*** Text passage ***

Special Report

25 Cultural Treasures Destroyed Forever by War

Source: Courtesy of Julian Nyča via Wikimedia Commons

12. Vijećnica (City Hall) of Sarajevo, Sarajevo, Bosnia
> War / conflict: Bosnian War, 1992

First opened in 1896, Vijecnica of Sarajevo was converted in 1949 into the National Library of Bosnia. The library, along with nearly 2 million books, was burnt to the ground during the Bosnian war in August 1992. The library’s collection included rare documentation of life under the Ottoman and Austro-Hungarian empires.

Source: Julian Nyča / Wikimedia Commons

13. Mehmed Pasha Kukavica Mosque, Foča, Bosnia and Herzegovina
> War / conflict: Bosnian War, 1993

The 18th-century Mehmed Pasha Kukavica Mosque in Foča, Bosnia and Herzegovina, is a cultural vestige of the Ottoman Empire, which held sway over the Balkans until the early 20th century. The mosque was almost destroyed during the Bosnian War in the 1990s, but the structure is being restored to preserve Muslim culture in the region.

Source: Courtesy of Petar Milošević via Wikimedia Commons

14. Ferhat Pasha Mosque, Banja Luka, Bosnia and Herzegovina
> War / conflict: Bosnian War, 1992

Banja Luka, the second largest city in Bosnia-Herzegovina after Sarajevo, was the site of some of the worst human rights abuses during the Bosnian War. In addition to the forced displacement of the non-Serbian population and ethnic cleansing carried out during the conflict, objects and sites of cultural significance to religious minorities were deliberately destroyed. The UNESCO-designated cultural heritage site Ferhad Pasha Mosque was among several 16th century mosques destroyed by Serb forces in the city.

*** End of Text passage ***
*** Recorded information ***

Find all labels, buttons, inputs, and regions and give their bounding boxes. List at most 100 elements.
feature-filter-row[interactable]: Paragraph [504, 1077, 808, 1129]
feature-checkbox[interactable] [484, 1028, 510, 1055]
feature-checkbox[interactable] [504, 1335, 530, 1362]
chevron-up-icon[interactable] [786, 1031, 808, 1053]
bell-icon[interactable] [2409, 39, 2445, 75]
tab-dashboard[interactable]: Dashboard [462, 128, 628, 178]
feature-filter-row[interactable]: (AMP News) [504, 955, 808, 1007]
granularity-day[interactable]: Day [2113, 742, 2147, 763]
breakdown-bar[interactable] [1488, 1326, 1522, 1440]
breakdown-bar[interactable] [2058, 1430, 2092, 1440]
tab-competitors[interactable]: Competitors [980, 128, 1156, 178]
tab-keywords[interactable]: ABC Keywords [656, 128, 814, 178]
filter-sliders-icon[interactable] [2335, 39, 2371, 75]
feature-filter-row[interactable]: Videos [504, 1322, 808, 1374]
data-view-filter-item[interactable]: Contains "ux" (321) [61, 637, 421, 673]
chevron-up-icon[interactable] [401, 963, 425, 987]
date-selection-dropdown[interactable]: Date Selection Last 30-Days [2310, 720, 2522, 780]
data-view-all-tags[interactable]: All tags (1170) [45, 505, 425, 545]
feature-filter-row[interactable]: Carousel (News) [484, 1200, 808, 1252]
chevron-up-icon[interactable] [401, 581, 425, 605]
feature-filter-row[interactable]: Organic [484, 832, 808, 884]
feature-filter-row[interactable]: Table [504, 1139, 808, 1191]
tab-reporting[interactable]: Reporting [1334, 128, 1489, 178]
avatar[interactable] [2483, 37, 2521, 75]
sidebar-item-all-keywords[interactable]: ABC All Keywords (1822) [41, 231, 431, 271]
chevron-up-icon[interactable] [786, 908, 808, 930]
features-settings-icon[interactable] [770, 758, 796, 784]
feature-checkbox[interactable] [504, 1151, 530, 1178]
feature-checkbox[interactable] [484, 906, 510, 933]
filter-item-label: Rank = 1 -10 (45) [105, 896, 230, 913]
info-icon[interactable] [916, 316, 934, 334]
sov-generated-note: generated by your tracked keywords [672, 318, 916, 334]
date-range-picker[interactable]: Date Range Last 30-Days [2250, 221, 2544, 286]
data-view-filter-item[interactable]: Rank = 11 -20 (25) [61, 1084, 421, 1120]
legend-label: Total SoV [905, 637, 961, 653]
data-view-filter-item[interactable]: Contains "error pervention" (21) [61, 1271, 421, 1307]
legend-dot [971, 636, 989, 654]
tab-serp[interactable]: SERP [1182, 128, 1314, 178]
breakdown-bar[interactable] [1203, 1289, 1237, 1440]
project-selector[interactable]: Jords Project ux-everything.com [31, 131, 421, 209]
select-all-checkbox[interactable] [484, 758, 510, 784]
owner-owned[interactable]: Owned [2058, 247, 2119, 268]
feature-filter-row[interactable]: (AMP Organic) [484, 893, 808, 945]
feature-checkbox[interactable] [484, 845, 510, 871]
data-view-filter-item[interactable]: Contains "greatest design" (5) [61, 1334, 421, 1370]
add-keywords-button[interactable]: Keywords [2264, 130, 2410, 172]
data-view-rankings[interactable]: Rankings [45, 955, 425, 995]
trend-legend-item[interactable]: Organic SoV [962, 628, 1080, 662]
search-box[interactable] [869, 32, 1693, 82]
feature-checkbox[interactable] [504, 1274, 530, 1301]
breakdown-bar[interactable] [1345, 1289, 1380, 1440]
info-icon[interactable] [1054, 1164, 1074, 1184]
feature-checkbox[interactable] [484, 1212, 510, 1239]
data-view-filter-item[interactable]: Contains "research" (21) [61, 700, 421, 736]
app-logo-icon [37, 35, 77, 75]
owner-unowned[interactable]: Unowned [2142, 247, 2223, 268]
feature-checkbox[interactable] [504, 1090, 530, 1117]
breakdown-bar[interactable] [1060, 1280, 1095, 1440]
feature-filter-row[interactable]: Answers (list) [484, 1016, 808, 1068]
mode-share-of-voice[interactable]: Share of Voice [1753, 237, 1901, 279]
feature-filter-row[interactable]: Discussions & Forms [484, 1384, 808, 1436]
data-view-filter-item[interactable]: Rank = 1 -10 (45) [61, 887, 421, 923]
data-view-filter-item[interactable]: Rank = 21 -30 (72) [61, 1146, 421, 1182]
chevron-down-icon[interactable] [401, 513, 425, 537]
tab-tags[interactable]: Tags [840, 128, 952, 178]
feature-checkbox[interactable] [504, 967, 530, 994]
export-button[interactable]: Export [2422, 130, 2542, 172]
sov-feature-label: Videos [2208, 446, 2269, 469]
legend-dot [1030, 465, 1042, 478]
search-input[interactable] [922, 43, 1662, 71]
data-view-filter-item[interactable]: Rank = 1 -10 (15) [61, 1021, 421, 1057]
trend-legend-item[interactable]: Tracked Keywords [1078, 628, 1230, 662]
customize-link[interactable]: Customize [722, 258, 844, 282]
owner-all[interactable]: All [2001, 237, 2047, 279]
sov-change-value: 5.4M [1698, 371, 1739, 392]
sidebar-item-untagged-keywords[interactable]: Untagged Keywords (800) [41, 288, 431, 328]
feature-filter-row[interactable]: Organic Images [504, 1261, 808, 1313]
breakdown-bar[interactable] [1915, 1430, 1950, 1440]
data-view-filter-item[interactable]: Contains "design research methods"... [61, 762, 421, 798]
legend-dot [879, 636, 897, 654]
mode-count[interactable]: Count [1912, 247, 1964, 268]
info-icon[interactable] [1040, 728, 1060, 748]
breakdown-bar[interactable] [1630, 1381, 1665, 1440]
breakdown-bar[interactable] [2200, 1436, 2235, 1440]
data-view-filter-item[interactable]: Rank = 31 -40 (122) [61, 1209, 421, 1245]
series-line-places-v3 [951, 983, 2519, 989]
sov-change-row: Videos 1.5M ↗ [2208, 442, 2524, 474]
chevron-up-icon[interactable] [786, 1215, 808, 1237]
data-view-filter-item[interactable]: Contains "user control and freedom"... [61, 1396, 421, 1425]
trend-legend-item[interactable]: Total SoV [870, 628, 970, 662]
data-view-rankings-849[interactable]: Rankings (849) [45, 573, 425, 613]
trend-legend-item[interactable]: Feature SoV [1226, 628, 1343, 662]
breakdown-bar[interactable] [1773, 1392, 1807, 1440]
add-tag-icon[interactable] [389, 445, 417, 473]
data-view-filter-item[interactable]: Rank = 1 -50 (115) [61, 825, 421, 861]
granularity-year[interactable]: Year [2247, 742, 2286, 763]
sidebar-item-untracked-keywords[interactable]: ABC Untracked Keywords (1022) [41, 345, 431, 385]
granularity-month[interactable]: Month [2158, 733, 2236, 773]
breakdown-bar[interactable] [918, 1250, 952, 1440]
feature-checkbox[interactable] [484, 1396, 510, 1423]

*** End of Recorded information ***

→ **Exercise goal**: Continue the report on cultural treasures destroyed by war from the point where it stops, not the listing.

→ **Task answer**:
Source: United States Army (120616-A-ZU930-015) / Wikimedia Commons

15. Buddhas of Bamiyan, Bamiyan, Afghanistan
> War / conflict: War in Afghanistan, 2001

The Buddhas of Bamiyan, Bamyan, Afghanistan, were carved into a sandstone cliff in the sixth century. The Buddha monuments were the tallest Buddhas in the world, with the tallest Buddha standing at 170 feet. It had been a holy site for monks since at least the early seventh century. In 2001, the Taliban, under the direction of Mullah Mohammed Omar, ordered their destruction because they were considered idolatrous statues. It took the Taliban 25 days to destroy the statues, using tanks, artillery shells, and dynamite.

Source: Mario Tama / Getty Images

16. National Library, Baghdad, Iraq
> War / conflict: Iraq War, 2003

The National Library in Baghdad, Iraq, which housed millions of books, manuscripts, and stone tablets from antiquity, was plundered by those loyal to Saddam Hussein in April 2003, and the repository was set on fire. Lost forever were irreplaceable artifacts from the ancient Sumerian, Babylonian, and Assyrian civilisations.